(Dataset excerpts)
>>>
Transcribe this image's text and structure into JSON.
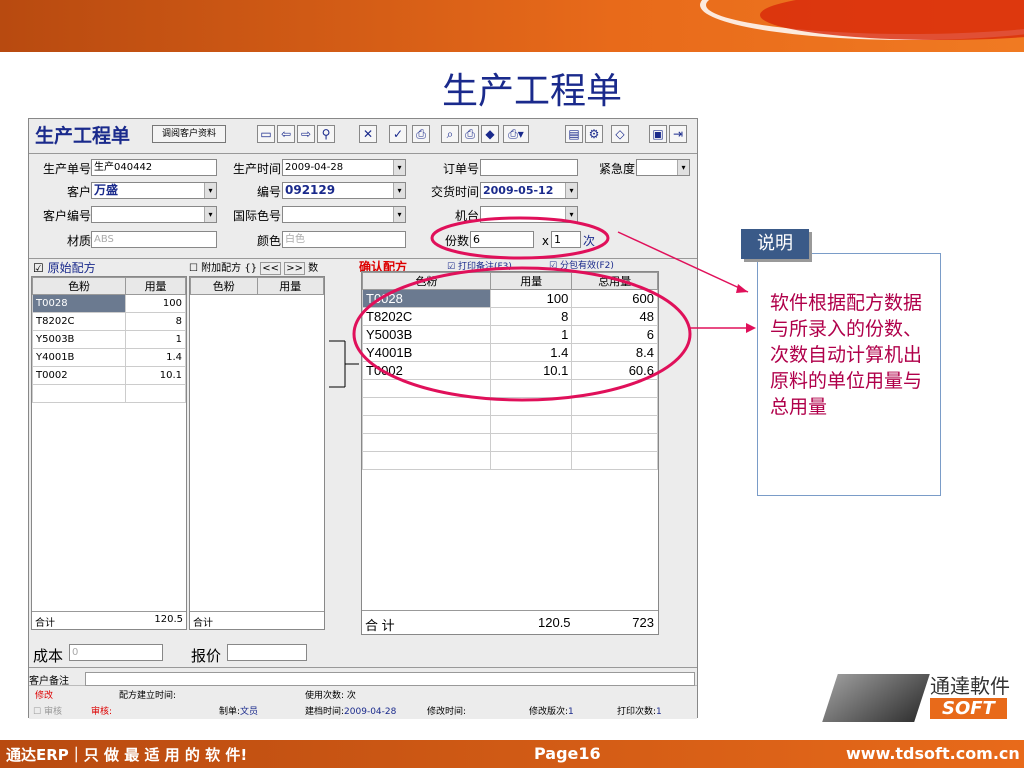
{
  "slide_title": "生产工程单",
  "app": {
    "title": "生产工程单",
    "customer_btn": "调阅客户资料"
  },
  "form": {
    "order_no_label": "生产单号",
    "order_no": "生产040442",
    "prod_time_label": "生产时间",
    "prod_time": "2009-04-28",
    "po_label": "订单号",
    "po": "",
    "urgency_label": "紧急度",
    "urgency": "",
    "customer_label": "客户",
    "customer": "万盛",
    "code_label": "编号",
    "code": "092129",
    "delivery_label": "交货时间",
    "delivery": "2009-05-12",
    "cust_code_label": "客户编号",
    "cust_code": "",
    "intl_color_label": "国际色号",
    "intl_color": "",
    "machine_label": "机台",
    "machine": "",
    "material_label": "材质",
    "material": "ABS",
    "color_label": "颜色",
    "color": "白色",
    "copies_label": "份数",
    "copies": "6",
    "x_label": "x",
    "times": "1",
    "times_unit": "次"
  },
  "original": {
    "title": "原始配方",
    "col_powder": "色粉",
    "col_amount": "用量",
    "rows": [
      [
        "T0028",
        "100"
      ],
      [
        "T8202C",
        "8"
      ],
      [
        "Y5003B",
        "1"
      ],
      [
        "Y4001B",
        "1.4"
      ],
      [
        "T0002",
        "10.1"
      ]
    ],
    "total_label": "合计",
    "total": "120.5"
  },
  "extra": {
    "title": "附加配方",
    "col_powder": "色粉",
    "col_amount": "用量",
    "nav1": "<<",
    "nav2": ">>",
    "braces": "{}",
    "num": "数",
    "total_label": "合计"
  },
  "confirm": {
    "title": "确认配方",
    "print_note": "打印备注(F3)",
    "pack_valid": "分包有效(F2)",
    "col_powder": "色粉",
    "col_amount": "用量",
    "col_total": "总用量",
    "rows": [
      [
        "T0028",
        "100",
        "600"
      ],
      [
        "T8202C",
        "8",
        "48"
      ],
      [
        "Y5003B",
        "1",
        "6"
      ],
      [
        "Y4001B",
        "1.4",
        "8.4"
      ],
      [
        "T0002",
        "10.1",
        "60.6"
      ]
    ],
    "total_label": "合 计",
    "total_amount": "120.5",
    "total_sum": "723"
  },
  "cost": {
    "cost_label": "成本",
    "cost_value": "0",
    "quote_label": "报价"
  },
  "footer": {
    "note_label": "客户备注",
    "modify": "修改",
    "created_time_label": "配方建立时间:",
    "use_count_label": "使用次数:",
    "use_count_unit": "次",
    "audit": "审核",
    "audit_red": "审核:",
    "maker_label": "制单:",
    "maker": "文员",
    "archive_label": "建档时间:",
    "archive": "2009-04-28",
    "modify_time_label": "修改时间:",
    "version_label": "修改版次:",
    "version": "1",
    "print_count_label": "打印次数:",
    "print_count": "1"
  },
  "explain": {
    "tag": "说明",
    "text": "软件根据配方数据与所录入的份数、次数自动计算机出原料的单位用量与总用量"
  },
  "bottom": {
    "left": "通达ERP｜只 做 最 适 用 的 软 件!",
    "page": "Page16",
    "url": "www.tdsoft.com.cn"
  },
  "logo": {
    "cn": "通達軟件",
    "en": "SOFT"
  },
  "colors": {
    "accent": "#e86a1a",
    "title_blue": "#1a2a8c",
    "highlight": "#e0105a"
  }
}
<<<
=== What the task requires ===
Look through the data and show every line containing "text".

=== Answer below ===
Transcribe this image's text and structure into JSON.
    "text": "软件根据配方数据与所录入的份数、次数自动计算机出原料的单位用量与总用量"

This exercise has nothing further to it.